__STATED GOAL__
Copy out the complete listing, word for word.

---------- RECORDS PROVIDED

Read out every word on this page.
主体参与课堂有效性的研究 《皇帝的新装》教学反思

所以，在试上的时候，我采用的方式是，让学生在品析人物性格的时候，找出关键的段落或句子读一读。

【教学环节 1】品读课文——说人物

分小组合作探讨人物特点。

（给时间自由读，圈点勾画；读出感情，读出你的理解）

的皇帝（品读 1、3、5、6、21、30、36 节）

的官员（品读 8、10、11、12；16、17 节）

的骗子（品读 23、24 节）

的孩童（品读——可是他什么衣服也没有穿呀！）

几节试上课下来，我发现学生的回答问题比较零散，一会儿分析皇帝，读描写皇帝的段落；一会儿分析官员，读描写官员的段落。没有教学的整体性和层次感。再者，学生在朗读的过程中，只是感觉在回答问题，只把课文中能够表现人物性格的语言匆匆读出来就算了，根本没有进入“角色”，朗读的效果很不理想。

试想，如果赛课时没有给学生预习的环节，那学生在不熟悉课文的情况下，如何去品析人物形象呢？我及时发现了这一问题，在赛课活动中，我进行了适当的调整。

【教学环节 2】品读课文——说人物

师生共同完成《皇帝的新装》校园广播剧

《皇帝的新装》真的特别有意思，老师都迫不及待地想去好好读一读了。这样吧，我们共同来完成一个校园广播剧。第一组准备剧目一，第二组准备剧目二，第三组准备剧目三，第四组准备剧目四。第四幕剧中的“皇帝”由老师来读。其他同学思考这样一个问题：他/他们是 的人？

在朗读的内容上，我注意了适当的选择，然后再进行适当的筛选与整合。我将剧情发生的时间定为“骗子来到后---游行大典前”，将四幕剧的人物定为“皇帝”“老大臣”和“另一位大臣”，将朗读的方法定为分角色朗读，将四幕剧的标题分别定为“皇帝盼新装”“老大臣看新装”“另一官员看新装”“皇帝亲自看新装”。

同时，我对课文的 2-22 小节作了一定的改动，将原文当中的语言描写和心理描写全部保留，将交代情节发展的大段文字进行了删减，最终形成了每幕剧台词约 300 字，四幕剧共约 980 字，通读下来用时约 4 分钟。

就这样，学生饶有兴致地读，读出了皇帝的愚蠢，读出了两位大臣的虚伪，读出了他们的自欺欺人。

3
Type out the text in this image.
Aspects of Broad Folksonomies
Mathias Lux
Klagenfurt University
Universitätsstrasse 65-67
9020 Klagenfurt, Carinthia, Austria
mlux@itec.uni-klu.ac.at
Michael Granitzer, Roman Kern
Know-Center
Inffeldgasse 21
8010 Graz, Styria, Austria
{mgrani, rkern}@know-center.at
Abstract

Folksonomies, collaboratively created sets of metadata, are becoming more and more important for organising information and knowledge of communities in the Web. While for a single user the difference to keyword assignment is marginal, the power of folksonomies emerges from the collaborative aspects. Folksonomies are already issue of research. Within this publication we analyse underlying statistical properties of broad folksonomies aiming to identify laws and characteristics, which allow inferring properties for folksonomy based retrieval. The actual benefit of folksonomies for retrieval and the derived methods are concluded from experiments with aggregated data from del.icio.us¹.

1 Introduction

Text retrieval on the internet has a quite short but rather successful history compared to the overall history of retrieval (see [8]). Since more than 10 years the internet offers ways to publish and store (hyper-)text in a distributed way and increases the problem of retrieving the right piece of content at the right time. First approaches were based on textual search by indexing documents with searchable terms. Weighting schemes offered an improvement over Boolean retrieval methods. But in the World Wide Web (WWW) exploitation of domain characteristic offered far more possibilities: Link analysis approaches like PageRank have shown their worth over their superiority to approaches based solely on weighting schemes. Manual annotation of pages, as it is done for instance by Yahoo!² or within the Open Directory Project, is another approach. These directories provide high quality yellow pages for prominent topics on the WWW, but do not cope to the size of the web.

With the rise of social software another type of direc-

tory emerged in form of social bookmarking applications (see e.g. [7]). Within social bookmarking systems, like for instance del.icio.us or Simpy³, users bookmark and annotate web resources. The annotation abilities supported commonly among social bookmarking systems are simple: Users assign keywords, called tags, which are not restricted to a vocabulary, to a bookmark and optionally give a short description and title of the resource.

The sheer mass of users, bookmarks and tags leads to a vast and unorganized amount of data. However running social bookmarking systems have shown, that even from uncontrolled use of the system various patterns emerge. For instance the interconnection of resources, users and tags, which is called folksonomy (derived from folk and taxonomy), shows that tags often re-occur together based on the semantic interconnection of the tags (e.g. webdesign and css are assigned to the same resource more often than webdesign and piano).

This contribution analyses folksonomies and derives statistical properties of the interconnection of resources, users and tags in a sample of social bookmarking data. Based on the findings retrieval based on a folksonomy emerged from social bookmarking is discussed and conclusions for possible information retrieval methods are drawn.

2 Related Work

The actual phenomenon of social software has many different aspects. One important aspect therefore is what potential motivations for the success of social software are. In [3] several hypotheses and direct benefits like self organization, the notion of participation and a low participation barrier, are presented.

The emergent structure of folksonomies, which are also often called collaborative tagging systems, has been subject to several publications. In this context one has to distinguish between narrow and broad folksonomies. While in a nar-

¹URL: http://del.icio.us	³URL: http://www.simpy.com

--------------------

__EXERCISE ANSWER__
Read out every word on this page.
主体参与课堂有效性的研究 《皇帝的新装》教学反思

所以，在试上的时候，我采用的方式是，让学生在品析人物性格的时候，找出关键的段落或句子读一读。

【教学环节 1】品读课文——说人物

分小组合作探讨人物特点。

（给时间自由读，圈点勾画；读出感情，读出你的理解）

的皇帝（品读 1、3、5、6、21、30、36 节）

的官员（品读 8、10、11、12；16、17 节）

的骗子（品读 23、24 节）

的孩童（品读——可是他什么衣服也没有穿呀！）

几节试上课下来，我发现学生的回答问题比较零散，一会儿分析皇帝，读描写皇帝的段落；一会儿分析官员，读描写官员的段落。没有教学的整体性和层次感。再者，学生在朗读的过程中，只是感觉在回答问题，只把课文中能够表现人物性格的语言匆匆读出来就算了，根本没有进入“角色”，朗读的效果很不理想。

试想，如果赛课时没有给学生预习的环节，那学生在不熟悉课文的情况下，如何去品析人物形象呢？我及时发现了这一问题，在赛课活动中，我进行了适当的调整。

【教学环节 2】品读课文——说人物

师生共同完成《皇帝的新装》校园广播剧

《皇帝的新装》真的特别有意思，老师都迫不及待地想去好好读一读了。这样吧，我们共同来完成一个校园广播剧。第一组准备剧目一，第二组准备剧目二，第三组准备剧目三，第四组准备剧目四。第四幕剧中的“皇帝”由老师来读。其他同学思考这样一个问题：他/他们是 的人？

在朗读的内容上，我注意了适当的选择，然后再进行适当的筛选与整合。我将剧情发生的时间定为“骗子来到后---游行大典前”，将四幕剧的人物定为“皇帝”“老大臣”和“另一位大臣”，将朗读的方法定为分角色朗读，将四幕剧的标题分别定为“皇帝盼新装”“老大臣看新装”“另一官员看新装”“皇帝亲自看新装”。

同时，我对课文的 2-22 小节作了一定的改动，将原文当中的语言描写和心理描写全部保留，将交代情节发展的大段文字进行了删减，最终形成了每幕剧台词约 300 字，四幕剧共约 980 字，通读下来用时约 4 分钟。

就这样，学生饶有兴致地读，读出了皇帝的愚蠢，读出了两位大臣的虚伪，读出了他们的自欺欺人。

3
Type out the text in this image.
Aspects of Broad Folksonomies
Mathias Lux
Klagenfurt University
Universitätsstrasse 65-67
9020 Klagenfurt, Carinthia, Austria
mlux@itec.uni-klu.ac.at
Michael Granitzer, Roman Kern
Know-Center
Inffeldgasse 21
8010 Graz, Styria, Austria
{mgrani, rkern}@know-center.at
Abstract

Folksonomies, collaboratively created sets of metadata, are becoming more and more important for organising information and knowledge of communities in the Web. While for a single user the difference to keyword assignment is marginal, the power of folksonomies emerges from the collaborative aspects. Folksonomies are already issue of research. Within this publication we analyse underlying statistical properties of broad folksonomies aiming to identify laws and characteristics, which allow inferring properties for folksonomy based retrieval. The actual benefit of folksonomies for retrieval and the derived methods are concluded from experiments with aggregated data from del.icio.us¹.

1 Introduction

Text retrieval on the internet has a quite short but rather successful history compared to the overall history of retrieval (see [8]). Since more than 10 years the internet offers ways to publish and store (hyper-)text in a distributed way and increases the problem of retrieving the right piece of content at the right time. First approaches were based on textual search by indexing documents with searchable terms. Weighting schemes offered an improvement over Boolean retrieval methods. But in the World Wide Web (WWW) exploitation of domain characteristic offered far more possibilities: Link analysis approaches like PageRank have shown their worth over their superiority to approaches based solely on weighting schemes. Manual annotation of pages, as it is done for instance by Yahoo!² or within the Open Directory Project, is another approach. These directories provide high quality yellow pages for prominent topics on the WWW, but do not cope to the size of the web.

With the rise of social software another type of direc-

tory emerged in form of social bookmarking applications (see e.g. [7]). Within social bookmarking systems, like for instance del.icio.us or Simpy³, users bookmark and annotate web resources. The annotation abilities supported commonly among social bookmarking systems are simple: Users assign keywords, called tags, which are not restricted to a vocabulary, to a bookmark and optionally give a short description and title of the resource.

The sheer mass of users, bookmarks and tags leads to a vast and unorganized amount of data. However running social bookmarking systems have shown, that even from uncontrolled use of the system various patterns emerge. For instance the interconnection of resources, users and tags, which is called folksonomy (derived from folk and taxonomy), shows that tags often re-occur together based on the semantic interconnection of the tags (e.g. webdesign and css are assigned to the same resource more often than webdesign and piano).

This contribution analyses folksonomies and derives statistical properties of the interconnection of resources, users and tags in a sample of social bookmarking data. Based on the findings retrieval based on a folksonomy emerged from social bookmarking is discussed and conclusions for possible information retrieval methods are drawn.

2 Related Work

The actual phenomenon of social software has many different aspects. One important aspect therefore is what potential motivations for the success of social software are. In [3] several hypotheses and direct benefits like self organization, the notion of participation and a low participation barrier, are presented.

The emergent structure of folksonomies, which are also often called collaborative tagging systems, has been subject to several publications. In this context one has to distinguish between narrow and broad folksonomies. While in a nar-

¹URL: http://del.icio.us	³URL: http://www.simpy.com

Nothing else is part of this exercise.